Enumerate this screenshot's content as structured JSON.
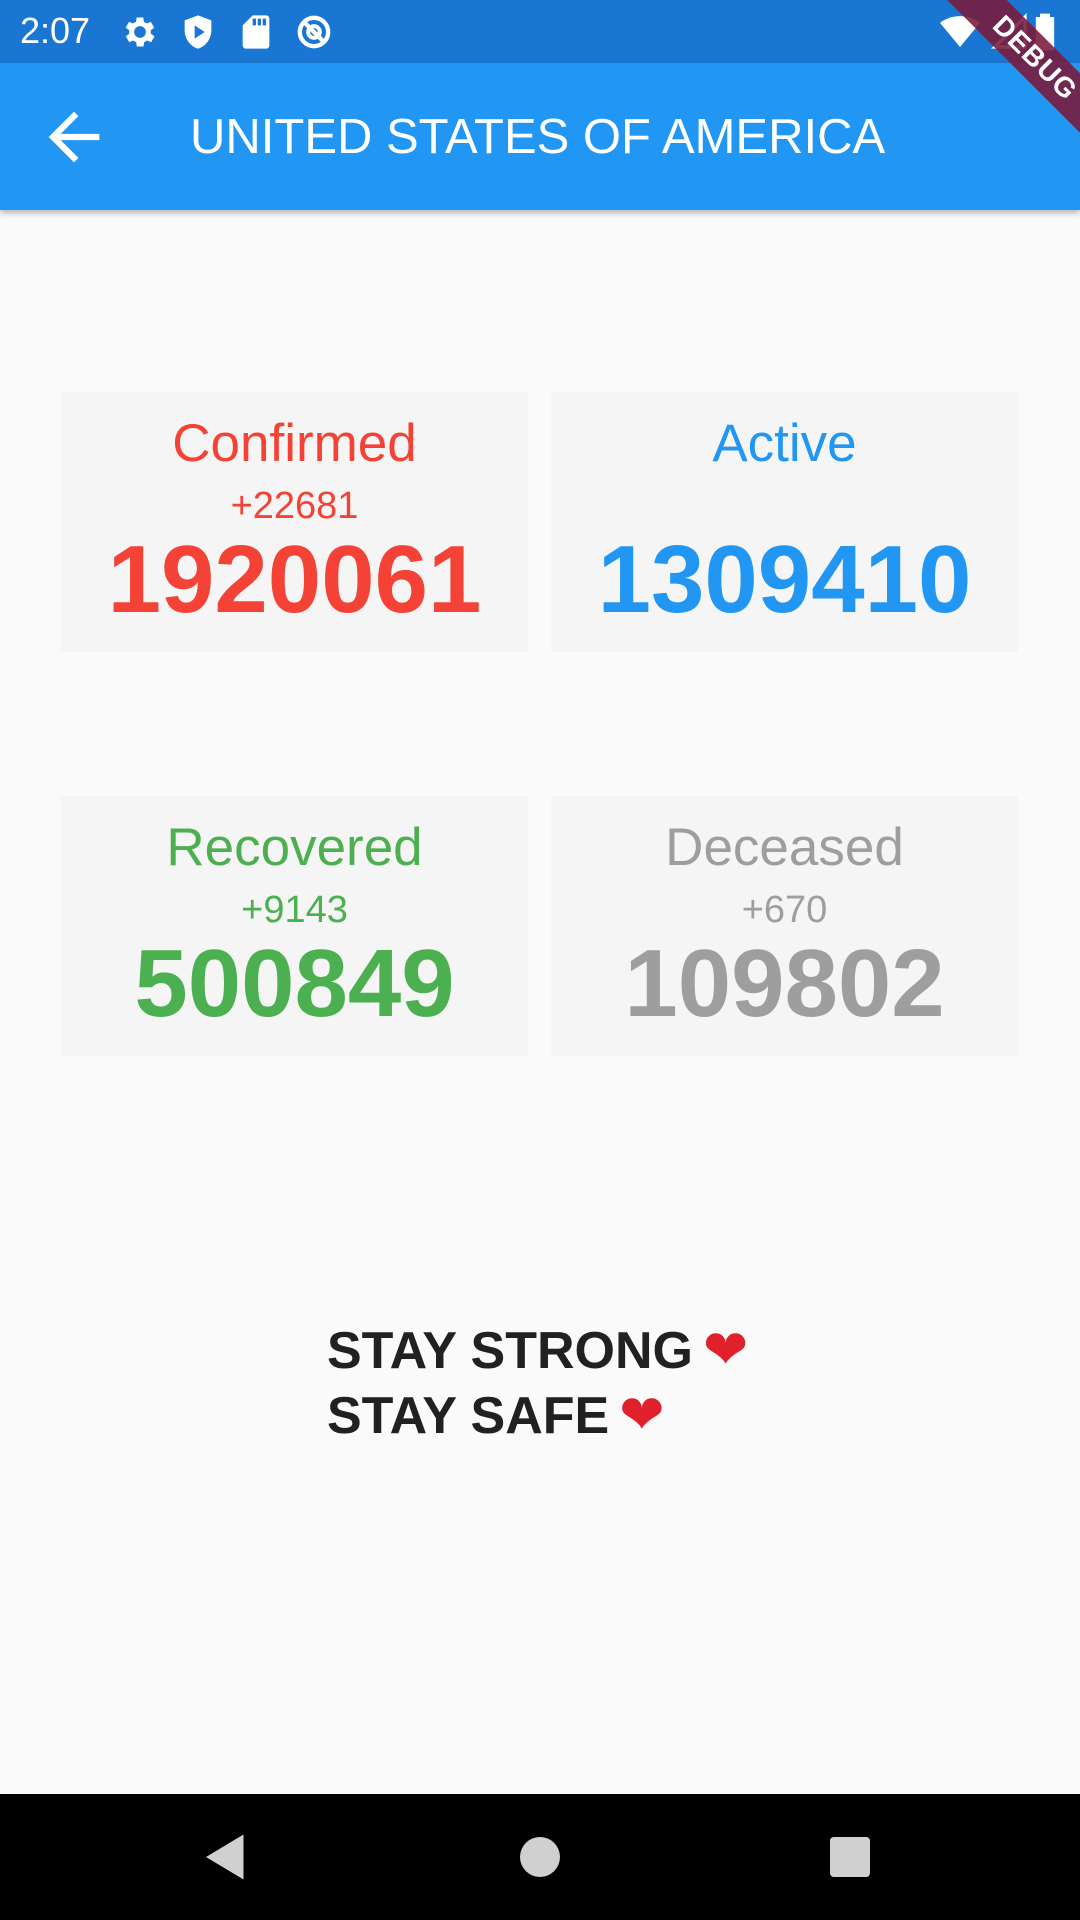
{
  "status_bar": {
    "time": "2:07",
    "left_icons": [
      "gear-icon",
      "shield-play-icon",
      "sd-card-icon",
      "no-sync-icon"
    ],
    "right_icons": [
      "wifi-icon",
      "cell-signal-icon",
      "battery-icon"
    ]
  },
  "app_bar": {
    "title": "UNITED STATES OF AMERICA",
    "back_icon": "arrow-back-icon"
  },
  "debug_banner": "DEBUG",
  "stats": {
    "confirmed": {
      "label": "Confirmed",
      "delta": "+22681",
      "value": "1920061",
      "color": "#f44336"
    },
    "active": {
      "label": "Active",
      "delta": "",
      "value": "1309410",
      "color": "#2196f3"
    },
    "recovered": {
      "label": "Recovered",
      "delta": "+9143",
      "value": "500849",
      "color": "#4caf50"
    },
    "deceased": {
      "label": "Deceased",
      "delta": "+670",
      "value": "109802",
      "color": "#9e9e9e"
    }
  },
  "motto": {
    "line1": "STAY STRONG",
    "line2": "STAY SAFE",
    "heart": "❤"
  },
  "nav_bar": {
    "buttons": [
      "back-triangle-icon",
      "home-circle-icon",
      "recents-square-icon"
    ]
  },
  "colors": {
    "status_bar": "#1976d2",
    "app_bar": "#2196f3",
    "background": "#fafafa",
    "card": "#f5f5f5"
  }
}
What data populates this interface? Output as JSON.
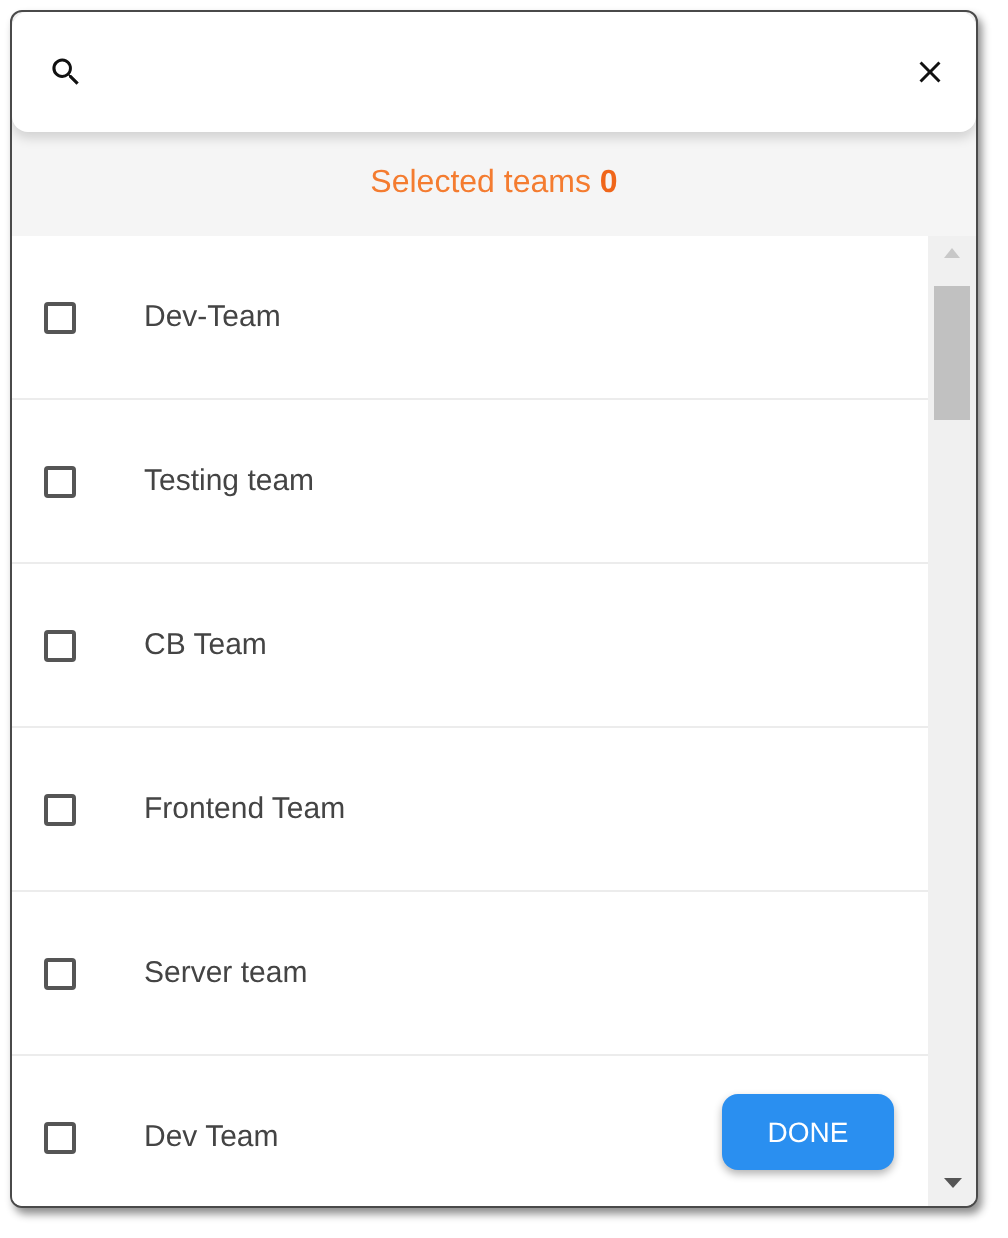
{
  "selected_summary": "Selected teams **0**",
  "teams": [
    {
      "name": "Dev-Team",
      "checked": false
    },
    {
      "name": "Testing team",
      "checked": false
    },
    {
      "name": "CB Team",
      "checked": false
    },
    {
      "name": "Frontend Team",
      "checked": false
    },
    {
      "name": "Server team",
      "checked": false
    },
    {
      "name": "Dev Team",
      "checked": false
    }
  ],
  "done_button": "DONE"
}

####################

Pictures in the data above should not be copied; transcribe everything else exactly.

Enumerate this screenshot's content as structured JSON.
{
  "status_bar": {
    "time": "2:07",
    "left_icons": [
      "gear-icon",
      "shield-play-icon",
      "sd-card-icon",
      "no-sync-icon"
    ],
    "right_icons": [
      "wifi-icon",
      "cell-signal-icon",
      "battery-icon"
    ]
  },
  "app_bar": {
    "title": "UNITED STATES OF AMERICA",
    "back_icon": "arrow-back-icon"
  },
  "debug_banner": "DEBUG",
  "stats": {
    "confirmed": {
      "label": "Confirmed",
      "delta": "+22681",
      "value": "1920061",
      "color": "#f44336"
    },
    "active": {
      "label": "Active",
      "delta": "",
      "value": "1309410",
      "color": "#2196f3"
    },
    "recovered": {
      "label": "Recovered",
      "delta": "+9143",
      "value": "500849",
      "color": "#4caf50"
    },
    "deceased": {
      "label": "Deceased",
      "delta": "+670",
      "value": "109802",
      "color": "#9e9e9e"
    }
  },
  "motto": {
    "line1": "STAY STRONG",
    "line2": "STAY SAFE",
    "heart": "❤"
  },
  "nav_bar": {
    "buttons": [
      "back-triangle-icon",
      "home-circle-icon",
      "recents-square-icon"
    ]
  },
  "colors": {
    "status_bar": "#1976d2",
    "app_bar": "#2196f3",
    "background": "#fafafa",
    "card": "#f5f5f5"
  }
}
What data populates this interface? Output as JSON.
{
  "selected_summary": "Selected teams **0**",
  "teams": [
    {
      "name": "Dev-Team",
      "checked": false
    },
    {
      "name": "Testing team",
      "checked": false
    },
    {
      "name": "CB Team",
      "checked": false
    },
    {
      "name": "Frontend Team",
      "checked": false
    },
    {
      "name": "Server team",
      "checked": false
    },
    {
      "name": "Dev Team",
      "checked": false
    }
  ],
  "done_button": "DONE"
}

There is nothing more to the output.